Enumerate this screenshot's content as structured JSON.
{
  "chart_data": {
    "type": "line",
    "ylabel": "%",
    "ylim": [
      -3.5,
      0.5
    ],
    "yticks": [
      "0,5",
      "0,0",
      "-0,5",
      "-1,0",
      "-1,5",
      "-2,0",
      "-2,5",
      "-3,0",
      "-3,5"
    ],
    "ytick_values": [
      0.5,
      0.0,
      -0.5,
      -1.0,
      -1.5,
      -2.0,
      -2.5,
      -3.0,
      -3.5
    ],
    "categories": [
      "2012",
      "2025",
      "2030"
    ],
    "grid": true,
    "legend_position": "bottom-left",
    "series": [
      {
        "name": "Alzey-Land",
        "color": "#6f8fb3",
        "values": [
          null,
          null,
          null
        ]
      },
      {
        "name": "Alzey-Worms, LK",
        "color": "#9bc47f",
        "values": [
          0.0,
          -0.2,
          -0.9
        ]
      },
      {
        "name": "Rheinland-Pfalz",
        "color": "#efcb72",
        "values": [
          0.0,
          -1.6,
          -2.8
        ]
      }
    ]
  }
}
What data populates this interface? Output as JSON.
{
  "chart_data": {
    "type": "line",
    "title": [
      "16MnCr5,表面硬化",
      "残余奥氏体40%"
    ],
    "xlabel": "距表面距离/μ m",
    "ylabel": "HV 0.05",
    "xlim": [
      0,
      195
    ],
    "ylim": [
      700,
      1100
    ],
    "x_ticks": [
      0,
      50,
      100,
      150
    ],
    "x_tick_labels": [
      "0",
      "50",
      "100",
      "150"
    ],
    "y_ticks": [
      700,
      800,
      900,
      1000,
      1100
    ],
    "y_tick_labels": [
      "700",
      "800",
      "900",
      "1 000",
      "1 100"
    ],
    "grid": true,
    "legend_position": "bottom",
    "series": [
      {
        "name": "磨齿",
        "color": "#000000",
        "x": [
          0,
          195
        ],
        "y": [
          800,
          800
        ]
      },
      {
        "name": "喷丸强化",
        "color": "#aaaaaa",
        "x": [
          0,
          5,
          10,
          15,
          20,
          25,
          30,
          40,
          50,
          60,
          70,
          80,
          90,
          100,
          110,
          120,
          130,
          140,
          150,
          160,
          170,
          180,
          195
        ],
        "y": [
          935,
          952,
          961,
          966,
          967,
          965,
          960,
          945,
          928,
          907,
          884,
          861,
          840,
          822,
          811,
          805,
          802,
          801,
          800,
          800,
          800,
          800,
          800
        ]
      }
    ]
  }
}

◇ ◇ ◇ ◇ ◇

■ **The request**
Your task is to repeat the data exactly, with nothing left out.

■ **In response**
Enumerate this screenshot's content as structured JSON.
{
  "chart_data": {
    "type": "line",
    "ylabel": "%",
    "ylim": [
      -3.5,
      0.5
    ],
    "yticks": [
      "0,5",
      "0,0",
      "-0,5",
      "-1,0",
      "-1,5",
      "-2,0",
      "-2,5",
      "-3,0",
      "-3,5"
    ],
    "ytick_values": [
      0.5,
      0.0,
      -0.5,
      -1.0,
      -1.5,
      -2.0,
      -2.5,
      -3.0,
      -3.5
    ],
    "categories": [
      "2012",
      "2025",
      "2030"
    ],
    "grid": true,
    "legend_position": "bottom-left",
    "series": [
      {
        "name": "Alzey-Land",
        "color": "#6f8fb3",
        "values": [
          null,
          null,
          null
        ]
      },
      {
        "name": "Alzey-Worms, LK",
        "color": "#9bc47f",
        "values": [
          0.0,
          -0.2,
          -0.9
        ]
      },
      {
        "name": "Rheinland-Pfalz",
        "color": "#efcb72",
        "values": [
          0.0,
          -1.6,
          -2.8
        ]
      }
    ]
  }
}
What data populates this interface? Output as JSON.
{
  "chart_data": {
    "type": "line",
    "title": [
      "16MnCr5,表面硬化",
      "残余奥氏体40%"
    ],
    "xlabel": "距表面距离/μ m",
    "ylabel": "HV 0.05",
    "xlim": [
      0,
      195
    ],
    "ylim": [
      700,
      1100
    ],
    "x_ticks": [
      0,
      50,
      100,
      150
    ],
    "x_tick_labels": [
      "0",
      "50",
      "100",
      "150"
    ],
    "y_ticks": [
      700,
      800,
      900,
      1000,
      1100
    ],
    "y_tick_labels": [
      "700",
      "800",
      "900",
      "1 000",
      "1 100"
    ],
    "grid": true,
    "legend_position": "bottom",
    "series": [
      {
        "name": "磨齿",
        "color": "#000000",
        "x": [
          0,
          195
        ],
        "y": [
          800,
          800
        ]
      },
      {
        "name": "喷丸强化",
        "color": "#aaaaaa",
        "x": [
          0,
          5,
          10,
          15,
          20,
          25,
          30,
          40,
          50,
          60,
          70,
          80,
          90,
          100,
          110,
          120,
          130,
          140,
          150,
          160,
          170,
          180,
          195
        ],
        "y": [
          935,
          952,
          961,
          966,
          967,
          965,
          960,
          945,
          928,
          907,
          884,
          861,
          840,
          822,
          811,
          805,
          802,
          801,
          800,
          800,
          800,
          800,
          800
        ]
      }
    ]
  }
}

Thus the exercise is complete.